About this time last year, we welcomed someone new into our lives. He comes with us to the supermarket, to restaurants, and on holiday. He even hops into bed with us most mornings.
His name is Jake, and he is DorkySon’s invisible friend.
When this blog was still very new, I published a guest post by someone whose daughter had an imaginary friend called Polla. It was such a sweet piece, but I remember thinking at the time how unlikely it was that DorkySon would ever have one, so attached was he to his beloved Binky.
How wrong I was. Over the last twelve months Jake has evolved from someone who merited only an occasional mention – once or twice a week – to a full-blown member of the family.
It has been fascinating insight into the way my boy’s mind works, and really rather lovely to watch.
Jake is very obviously a creative way for DorkySon to explore new ideas and thoughts safely, without feeling overwhelmed. When we found out that we would be moving to Australia, Jake came across here about six weeks before we did, to check everything out for us and make sure it was a nice place. He reported back to DorkySon, told him it was the perfect place for us, and we were then able to move without any upset or stress. Similarly, Jake started swimming lessons, nursery and then kindergarten all a few weeks ahead of DorkySon, and was able to provide reassurance that those things were great fun, and that DorkySon would have a blast.

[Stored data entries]
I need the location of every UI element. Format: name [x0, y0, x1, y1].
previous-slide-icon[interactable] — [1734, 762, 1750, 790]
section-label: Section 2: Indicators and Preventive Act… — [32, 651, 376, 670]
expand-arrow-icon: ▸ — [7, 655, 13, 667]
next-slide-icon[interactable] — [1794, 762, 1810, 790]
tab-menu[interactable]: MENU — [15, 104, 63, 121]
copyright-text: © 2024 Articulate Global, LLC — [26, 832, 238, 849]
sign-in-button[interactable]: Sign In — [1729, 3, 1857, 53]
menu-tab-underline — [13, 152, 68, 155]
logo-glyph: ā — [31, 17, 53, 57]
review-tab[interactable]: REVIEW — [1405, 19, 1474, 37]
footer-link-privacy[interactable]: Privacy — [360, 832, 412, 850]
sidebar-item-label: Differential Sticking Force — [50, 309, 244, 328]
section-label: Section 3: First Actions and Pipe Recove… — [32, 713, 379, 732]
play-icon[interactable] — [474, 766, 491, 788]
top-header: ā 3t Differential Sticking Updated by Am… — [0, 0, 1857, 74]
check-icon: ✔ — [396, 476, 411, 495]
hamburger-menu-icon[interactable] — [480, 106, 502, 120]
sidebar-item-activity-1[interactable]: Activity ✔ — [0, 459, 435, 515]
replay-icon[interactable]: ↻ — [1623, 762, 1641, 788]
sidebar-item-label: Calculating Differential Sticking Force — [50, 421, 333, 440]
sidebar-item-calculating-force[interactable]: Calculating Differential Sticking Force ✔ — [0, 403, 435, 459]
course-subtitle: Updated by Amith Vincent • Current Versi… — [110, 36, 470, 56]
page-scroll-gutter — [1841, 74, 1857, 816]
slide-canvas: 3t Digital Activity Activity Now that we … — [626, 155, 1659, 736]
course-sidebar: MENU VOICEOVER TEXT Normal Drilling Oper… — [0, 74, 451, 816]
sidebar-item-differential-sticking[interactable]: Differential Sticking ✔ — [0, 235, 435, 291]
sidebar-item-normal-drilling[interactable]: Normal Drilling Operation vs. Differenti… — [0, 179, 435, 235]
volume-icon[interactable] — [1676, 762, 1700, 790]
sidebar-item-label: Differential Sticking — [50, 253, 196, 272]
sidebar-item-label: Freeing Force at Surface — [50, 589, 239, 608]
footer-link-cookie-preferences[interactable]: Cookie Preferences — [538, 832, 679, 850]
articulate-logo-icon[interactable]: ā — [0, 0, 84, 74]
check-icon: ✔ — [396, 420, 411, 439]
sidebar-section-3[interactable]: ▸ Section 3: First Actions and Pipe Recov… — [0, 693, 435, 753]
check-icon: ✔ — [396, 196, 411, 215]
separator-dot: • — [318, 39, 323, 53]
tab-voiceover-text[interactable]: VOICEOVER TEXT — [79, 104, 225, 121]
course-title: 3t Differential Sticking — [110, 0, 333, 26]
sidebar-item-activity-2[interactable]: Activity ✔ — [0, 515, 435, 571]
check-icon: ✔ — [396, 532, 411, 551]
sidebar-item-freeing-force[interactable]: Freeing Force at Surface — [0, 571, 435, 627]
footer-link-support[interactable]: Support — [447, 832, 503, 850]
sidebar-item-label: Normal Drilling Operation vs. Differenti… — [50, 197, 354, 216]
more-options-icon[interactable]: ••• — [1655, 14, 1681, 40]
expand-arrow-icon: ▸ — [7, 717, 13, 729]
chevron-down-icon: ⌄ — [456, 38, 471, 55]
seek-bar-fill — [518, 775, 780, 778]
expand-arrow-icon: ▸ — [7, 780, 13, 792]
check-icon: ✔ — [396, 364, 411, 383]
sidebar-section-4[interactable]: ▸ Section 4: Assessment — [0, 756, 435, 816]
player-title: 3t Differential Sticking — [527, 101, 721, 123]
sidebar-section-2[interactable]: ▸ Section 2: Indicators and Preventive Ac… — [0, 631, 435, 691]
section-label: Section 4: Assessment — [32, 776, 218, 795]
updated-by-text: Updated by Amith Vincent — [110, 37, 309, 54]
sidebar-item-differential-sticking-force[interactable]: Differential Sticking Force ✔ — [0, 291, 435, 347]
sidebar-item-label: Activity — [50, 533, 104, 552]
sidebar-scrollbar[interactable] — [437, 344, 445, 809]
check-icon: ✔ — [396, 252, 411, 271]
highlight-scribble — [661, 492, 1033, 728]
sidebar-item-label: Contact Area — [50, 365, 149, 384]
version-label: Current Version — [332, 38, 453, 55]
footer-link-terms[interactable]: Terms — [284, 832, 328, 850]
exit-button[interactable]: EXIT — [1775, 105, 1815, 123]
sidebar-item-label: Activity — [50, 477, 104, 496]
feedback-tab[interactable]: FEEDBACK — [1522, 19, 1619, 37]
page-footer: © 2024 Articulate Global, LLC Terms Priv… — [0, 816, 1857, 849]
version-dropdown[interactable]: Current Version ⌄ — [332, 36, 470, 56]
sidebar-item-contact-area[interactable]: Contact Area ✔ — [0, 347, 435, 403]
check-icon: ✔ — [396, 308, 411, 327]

- [Problem description] Please decide whether each statement agrees with the post about the invisible friend, answering yes or no and quoting the words of the post that settle it. (a) Jake arrived in Australia about six weeks before the family did. (b) The imaginary friend in the guest post was called Binky. (c) At first, Jake was mentioned about once or twice a week. Rely only on the text when answering.

- [Solution below]
(a) Yes: "Jake came across here about six weeks before we did"
(b) No: "had an imaginary friend called Polla"
(c) Yes: "someone who merited only an occasional mention – once or twice a week"